**Data for this task**
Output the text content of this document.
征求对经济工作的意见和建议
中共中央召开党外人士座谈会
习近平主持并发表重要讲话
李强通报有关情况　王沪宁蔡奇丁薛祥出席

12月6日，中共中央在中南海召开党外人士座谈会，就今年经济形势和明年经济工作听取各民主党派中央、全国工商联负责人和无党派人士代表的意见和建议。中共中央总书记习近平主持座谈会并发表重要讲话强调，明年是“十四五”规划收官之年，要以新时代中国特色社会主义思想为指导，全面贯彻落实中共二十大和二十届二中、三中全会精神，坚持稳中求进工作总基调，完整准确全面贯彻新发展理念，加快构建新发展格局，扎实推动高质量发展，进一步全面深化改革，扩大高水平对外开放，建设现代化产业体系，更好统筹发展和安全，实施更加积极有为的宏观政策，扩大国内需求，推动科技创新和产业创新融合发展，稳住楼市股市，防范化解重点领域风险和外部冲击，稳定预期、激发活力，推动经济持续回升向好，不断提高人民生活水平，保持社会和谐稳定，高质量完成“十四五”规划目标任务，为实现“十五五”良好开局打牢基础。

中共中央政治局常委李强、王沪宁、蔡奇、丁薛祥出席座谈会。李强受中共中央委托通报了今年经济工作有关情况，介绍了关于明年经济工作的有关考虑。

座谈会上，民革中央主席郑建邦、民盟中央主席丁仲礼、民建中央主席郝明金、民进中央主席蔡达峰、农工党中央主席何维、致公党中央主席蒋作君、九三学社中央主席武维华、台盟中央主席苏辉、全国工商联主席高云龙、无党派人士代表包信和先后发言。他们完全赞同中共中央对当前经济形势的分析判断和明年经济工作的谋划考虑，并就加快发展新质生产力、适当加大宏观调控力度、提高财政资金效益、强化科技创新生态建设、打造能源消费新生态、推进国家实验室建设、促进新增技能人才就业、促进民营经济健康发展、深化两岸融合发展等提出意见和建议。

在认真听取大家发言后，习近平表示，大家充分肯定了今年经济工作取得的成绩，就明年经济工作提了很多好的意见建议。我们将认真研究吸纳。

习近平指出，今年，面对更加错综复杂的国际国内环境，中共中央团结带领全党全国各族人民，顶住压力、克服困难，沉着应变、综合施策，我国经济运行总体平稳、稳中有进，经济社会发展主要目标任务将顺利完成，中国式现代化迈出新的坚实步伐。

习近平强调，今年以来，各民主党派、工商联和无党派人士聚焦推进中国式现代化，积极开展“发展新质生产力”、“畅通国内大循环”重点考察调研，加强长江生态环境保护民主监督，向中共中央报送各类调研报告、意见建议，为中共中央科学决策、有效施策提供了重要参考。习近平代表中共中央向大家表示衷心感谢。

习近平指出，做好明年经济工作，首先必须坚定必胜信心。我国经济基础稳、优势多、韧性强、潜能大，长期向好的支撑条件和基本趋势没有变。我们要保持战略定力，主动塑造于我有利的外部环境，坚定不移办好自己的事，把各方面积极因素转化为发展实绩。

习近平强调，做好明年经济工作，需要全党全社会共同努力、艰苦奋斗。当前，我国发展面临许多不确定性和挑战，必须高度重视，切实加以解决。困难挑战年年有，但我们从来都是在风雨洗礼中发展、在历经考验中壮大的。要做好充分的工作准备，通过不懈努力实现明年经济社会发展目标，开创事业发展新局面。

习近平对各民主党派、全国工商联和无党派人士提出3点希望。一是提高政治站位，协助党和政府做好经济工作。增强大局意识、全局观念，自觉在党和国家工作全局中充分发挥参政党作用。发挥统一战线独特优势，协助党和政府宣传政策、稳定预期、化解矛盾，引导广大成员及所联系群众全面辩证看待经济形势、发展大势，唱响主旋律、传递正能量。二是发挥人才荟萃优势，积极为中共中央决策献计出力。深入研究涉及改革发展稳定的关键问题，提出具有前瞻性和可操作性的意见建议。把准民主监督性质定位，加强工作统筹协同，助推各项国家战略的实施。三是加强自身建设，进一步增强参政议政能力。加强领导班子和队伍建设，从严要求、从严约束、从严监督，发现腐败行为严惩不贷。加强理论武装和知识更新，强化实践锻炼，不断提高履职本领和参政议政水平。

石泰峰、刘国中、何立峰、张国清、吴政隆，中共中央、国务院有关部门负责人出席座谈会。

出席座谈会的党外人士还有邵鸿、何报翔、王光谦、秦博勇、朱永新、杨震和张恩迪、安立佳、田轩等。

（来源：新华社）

**Exercise prompt**
Return the listing above in its exact form.

**The output**
Output the text content of this document.
征求对经济工作的意见和建议
中共中央召开党外人士座谈会
习近平主持并发表重要讲话
李强通报有关情况　王沪宁蔡奇丁薛祥出席

12月6日，中共中央在中南海召开党外人士座谈会，就今年经济形势和明年经济工作听取各民主党派中央、全国工商联负责人和无党派人士代表的意见和建议。中共中央总书记习近平主持座谈会并发表重要讲话强调，明年是“十四五”规划收官之年，要以新时代中国特色社会主义思想为指导，全面贯彻落实中共二十大和二十届二中、三中全会精神，坚持稳中求进工作总基调，完整准确全面贯彻新发展理念，加快构建新发展格局，扎实推动高质量发展，进一步全面深化改革，扩大高水平对外开放，建设现代化产业体系，更好统筹发展和安全，实施更加积极有为的宏观政策，扩大国内需求，推动科技创新和产业创新融合发展，稳住楼市股市，防范化解重点领域风险和外部冲击，稳定预期、激发活力，推动经济持续回升向好，不断提高人民生活水平，保持社会和谐稳定，高质量完成“十四五”规划目标任务，为实现“十五五”良好开局打牢基础。

中共中央政治局常委李强、王沪宁、蔡奇、丁薛祥出席座谈会。李强受中共中央委托通报了今年经济工作有关情况，介绍了关于明年经济工作的有关考虑。

座谈会上，民革中央主席郑建邦、民盟中央主席丁仲礼、民建中央主席郝明金、民进中央主席蔡达峰、农工党中央主席何维、致公党中央主席蒋作君、九三学社中央主席武维华、台盟中央主席苏辉、全国工商联主席高云龙、无党派人士代表包信和先后发言。他们完全赞同中共中央对当前经济形势的分析判断和明年经济工作的谋划考虑，并就加快发展新质生产力、适当加大宏观调控力度、提高财政资金效益、强化科技创新生态建设、打造能源消费新生态、推进国家实验室建设、促进新增技能人才就业、促进民营经济健康发展、深化两岸融合发展等提出意见和建议。

在认真听取大家发言后，习近平表示，大家充分肯定了今年经济工作取得的成绩，就明年经济工作提了很多好的意见建议。我们将认真研究吸纳。

习近平指出，今年，面对更加错综复杂的国际国内环境，中共中央团结带领全党全国各族人民，顶住压力、克服困难，沉着应变、综合施策，我国经济运行总体平稳、稳中有进，经济社会发展主要目标任务将顺利完成，中国式现代化迈出新的坚实步伐。

习近平强调，今年以来，各民主党派、工商联和无党派人士聚焦推进中国式现代化，积极开展“发展新质生产力”、“畅通国内大循环”重点考察调研，加强长江生态环境保护民主监督，向中共中央报送各类调研报告、意见建议，为中共中央科学决策、有效施策提供了重要参考。习近平代表中共中央向大家表示衷心感谢。

习近平指出，做好明年经济工作，首先必须坚定必胜信心。我国经济基础稳、优势多、韧性强、潜能大，长期向好的支撑条件和基本趋势没有变。我们要保持战略定力，主动塑造于我有利的外部环境，坚定不移办好自己的事，把各方面积极因素转化为发展实绩。

习近平强调，做好明年经济工作，需要全党全社会共同努力、艰苦奋斗。当前，我国发展面临许多不确定性和挑战，必须高度重视，切实加以解决。困难挑战年年有，但我们从来都是在风雨洗礼中发展、在历经考验中壮大的。要做好充分的工作准备，通过不懈努力实现明年经济社会发展目标，开创事业发展新局面。

习近平对各民主党派、全国工商联和无党派人士提出3点希望。一是提高政治站位，协助党和政府做好经济工作。增强大局意识、全局观念，自觉在党和国家工作全局中充分发挥参政党作用。发挥统一战线独特优势，协助党和政府宣传政策、稳定预期、化解矛盾，引导广大成员及所联系群众全面辩证看待经济形势、发展大势，唱响主旋律、传递正能量。二是发挥人才荟萃优势，积极为中共中央决策献计出力。深入研究涉及改革发展稳定的关键问题，提出具有前瞻性和可操作性的意见建议。把准民主监督性质定位，加强工作统筹协同，助推各项国家战略的实施。三是加强自身建设，进一步增强参政议政能力。加强领导班子和队伍建设，从严要求、从严约束、从严监督，发现腐败行为严惩不贷。加强理论武装和知识更新，强化实践锻炼，不断提高履职本领和参政议政水平。

石泰峰、刘国中、何立峰、张国清、吴政隆，中共中央、国务院有关部门负责人出席座谈会。

出席座谈会的党外人士还有邵鸿、何报翔、王光谦、秦博勇、朱永新、杨震和张恩迪、安立佳、田轩等。

（来源：新华社）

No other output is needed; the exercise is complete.